> [WORK INSTRUCTIONS]
Select from the records below every line that has the word "организации" in it.

> [Recorded data]
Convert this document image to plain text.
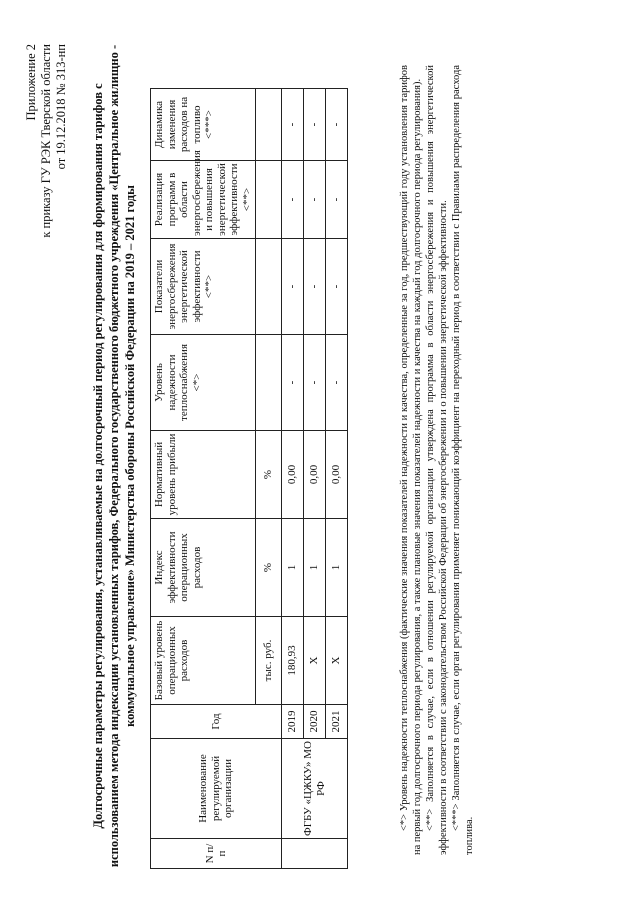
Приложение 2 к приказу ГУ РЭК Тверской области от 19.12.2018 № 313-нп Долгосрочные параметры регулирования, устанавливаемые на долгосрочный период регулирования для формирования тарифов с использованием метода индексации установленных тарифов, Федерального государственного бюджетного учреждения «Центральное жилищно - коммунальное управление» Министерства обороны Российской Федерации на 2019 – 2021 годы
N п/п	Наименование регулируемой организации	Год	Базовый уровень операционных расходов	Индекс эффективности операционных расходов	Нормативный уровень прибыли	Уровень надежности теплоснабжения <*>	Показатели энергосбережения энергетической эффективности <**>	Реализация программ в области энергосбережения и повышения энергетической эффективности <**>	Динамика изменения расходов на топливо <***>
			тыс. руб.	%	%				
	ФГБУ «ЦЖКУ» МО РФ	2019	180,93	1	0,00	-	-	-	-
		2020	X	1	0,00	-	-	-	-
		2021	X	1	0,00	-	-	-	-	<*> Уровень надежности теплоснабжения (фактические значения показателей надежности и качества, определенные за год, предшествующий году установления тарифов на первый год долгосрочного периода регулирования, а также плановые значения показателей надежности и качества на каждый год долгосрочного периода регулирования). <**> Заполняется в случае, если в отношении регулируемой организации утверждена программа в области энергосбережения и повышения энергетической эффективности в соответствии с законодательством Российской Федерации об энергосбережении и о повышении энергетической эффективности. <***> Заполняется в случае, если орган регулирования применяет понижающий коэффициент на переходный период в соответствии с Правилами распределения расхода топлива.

* * *

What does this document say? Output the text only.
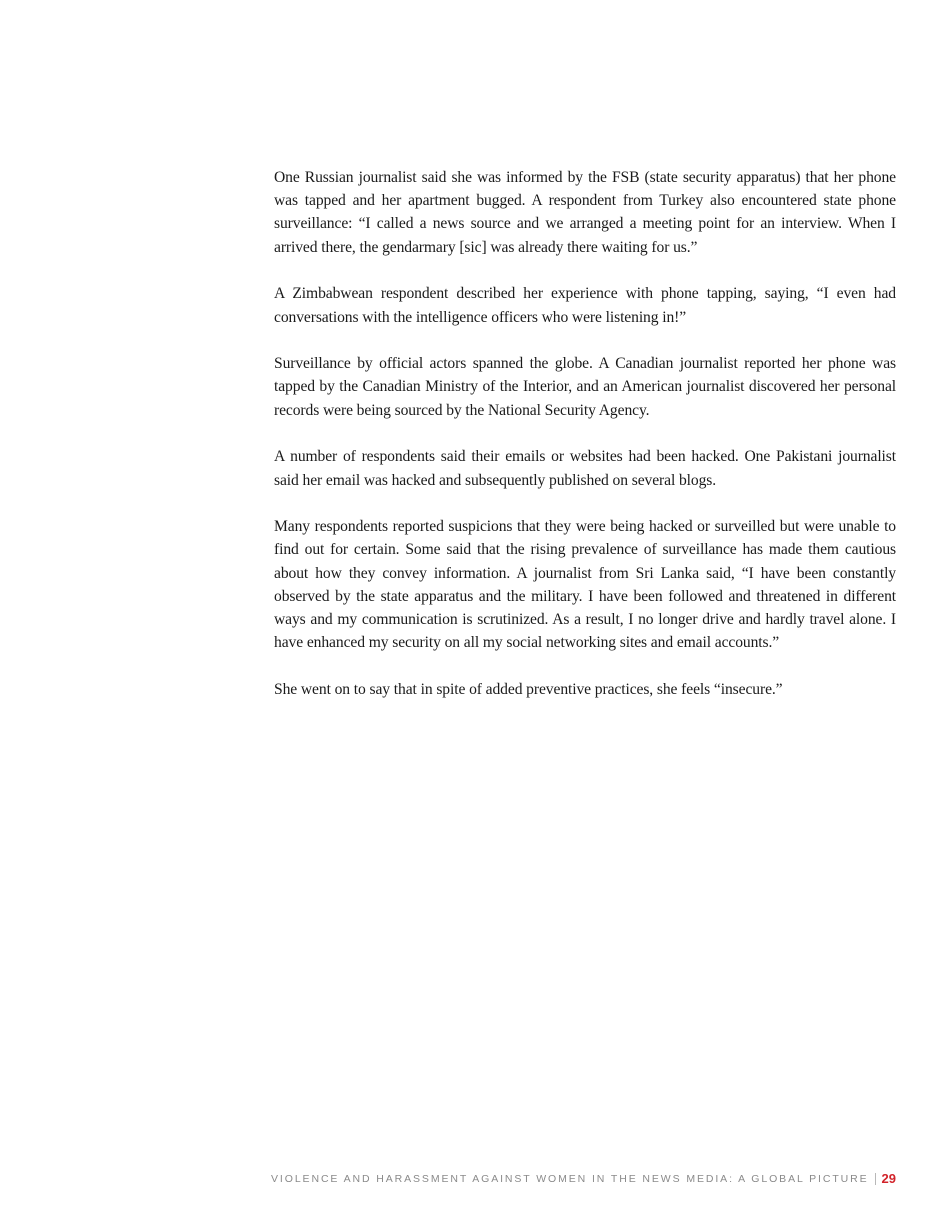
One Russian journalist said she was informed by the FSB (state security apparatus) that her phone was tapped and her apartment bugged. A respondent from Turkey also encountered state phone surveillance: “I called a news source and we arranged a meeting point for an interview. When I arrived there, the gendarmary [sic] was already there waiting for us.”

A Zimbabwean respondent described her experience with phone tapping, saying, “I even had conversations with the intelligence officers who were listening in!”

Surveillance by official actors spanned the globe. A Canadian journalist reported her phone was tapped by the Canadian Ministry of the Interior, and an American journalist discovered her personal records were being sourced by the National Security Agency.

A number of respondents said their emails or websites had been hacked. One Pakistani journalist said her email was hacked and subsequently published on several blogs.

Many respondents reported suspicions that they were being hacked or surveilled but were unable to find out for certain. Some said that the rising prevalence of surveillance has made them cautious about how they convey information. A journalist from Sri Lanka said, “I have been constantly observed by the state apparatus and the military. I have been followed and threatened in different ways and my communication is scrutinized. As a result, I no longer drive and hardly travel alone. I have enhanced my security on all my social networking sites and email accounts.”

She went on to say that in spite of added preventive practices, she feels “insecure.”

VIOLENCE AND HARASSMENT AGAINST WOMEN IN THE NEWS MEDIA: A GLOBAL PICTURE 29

> [EXPECTED OUTPUT]
N п/п	Наименование регулируемой организации	Год	Базовый уровень операционных расходов	Индекс эффективности операционных расходов	Нормативный уровень прибыли	Уровень надежности теплоснабжения <*>	Показатели энергосбережения энергетической эффективности <**>	Реализация программ в области энергосбережения и повышения энергетической эффективности <**>	Динамика изменения расходов на топливо <***>
		2021	X	1	0,00	-	-	-	-	<*> Уровень надежности теплоснабжения (фактические значения показателей надежности и качества, определенные за год, предшествующий году установления тарифов на первый год долгосрочного периода регулирования, а также плановые значения показателей надежности и качества на каждый год долгосрочного периода регулирования). <**> Заполняется в случае, если в отношении регулируемой организации утверждена программа в области энергосбережения и повышения энергетической эффективности в соответствии с законодательством Российской Федерации об энергосбережении и о повышении энергетической эффективности. <***> Заполняется в случае, если орган регулирования применяет понижающий коэффициент на переходный период в соответствии с Правилами распределения расхода топлива.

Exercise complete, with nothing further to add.